#### DATA ENTRIES ####

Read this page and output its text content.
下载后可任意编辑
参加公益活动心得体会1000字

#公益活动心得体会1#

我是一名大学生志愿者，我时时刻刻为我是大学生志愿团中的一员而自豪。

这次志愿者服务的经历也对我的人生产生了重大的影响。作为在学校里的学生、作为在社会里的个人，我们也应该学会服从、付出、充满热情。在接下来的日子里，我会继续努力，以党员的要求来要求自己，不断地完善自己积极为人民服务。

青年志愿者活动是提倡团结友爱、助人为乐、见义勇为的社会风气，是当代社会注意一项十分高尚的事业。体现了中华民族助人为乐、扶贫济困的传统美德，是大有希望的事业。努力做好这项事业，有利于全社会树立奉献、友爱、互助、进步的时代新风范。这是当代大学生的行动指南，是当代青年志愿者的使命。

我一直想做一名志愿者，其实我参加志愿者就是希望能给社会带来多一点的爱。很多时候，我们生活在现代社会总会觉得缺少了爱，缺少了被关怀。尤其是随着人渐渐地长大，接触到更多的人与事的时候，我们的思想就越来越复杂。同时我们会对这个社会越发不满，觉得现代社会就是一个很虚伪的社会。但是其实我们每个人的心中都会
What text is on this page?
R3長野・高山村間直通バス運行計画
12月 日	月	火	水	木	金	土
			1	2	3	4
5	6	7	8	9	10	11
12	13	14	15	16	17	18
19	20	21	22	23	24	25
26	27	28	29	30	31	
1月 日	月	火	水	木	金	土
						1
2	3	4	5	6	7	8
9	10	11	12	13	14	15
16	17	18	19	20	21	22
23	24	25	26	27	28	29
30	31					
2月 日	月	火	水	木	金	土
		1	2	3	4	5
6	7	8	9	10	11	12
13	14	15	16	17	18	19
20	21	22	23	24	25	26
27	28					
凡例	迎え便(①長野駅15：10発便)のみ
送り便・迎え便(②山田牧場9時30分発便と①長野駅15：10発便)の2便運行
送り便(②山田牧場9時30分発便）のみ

####

> PROBLEM TO SOLVE
Lines from the records above that hold "page" are the ones to list.

> OUTPUT FOR THIS EXERCISE
Read this page and output its text content.
What text is on this page?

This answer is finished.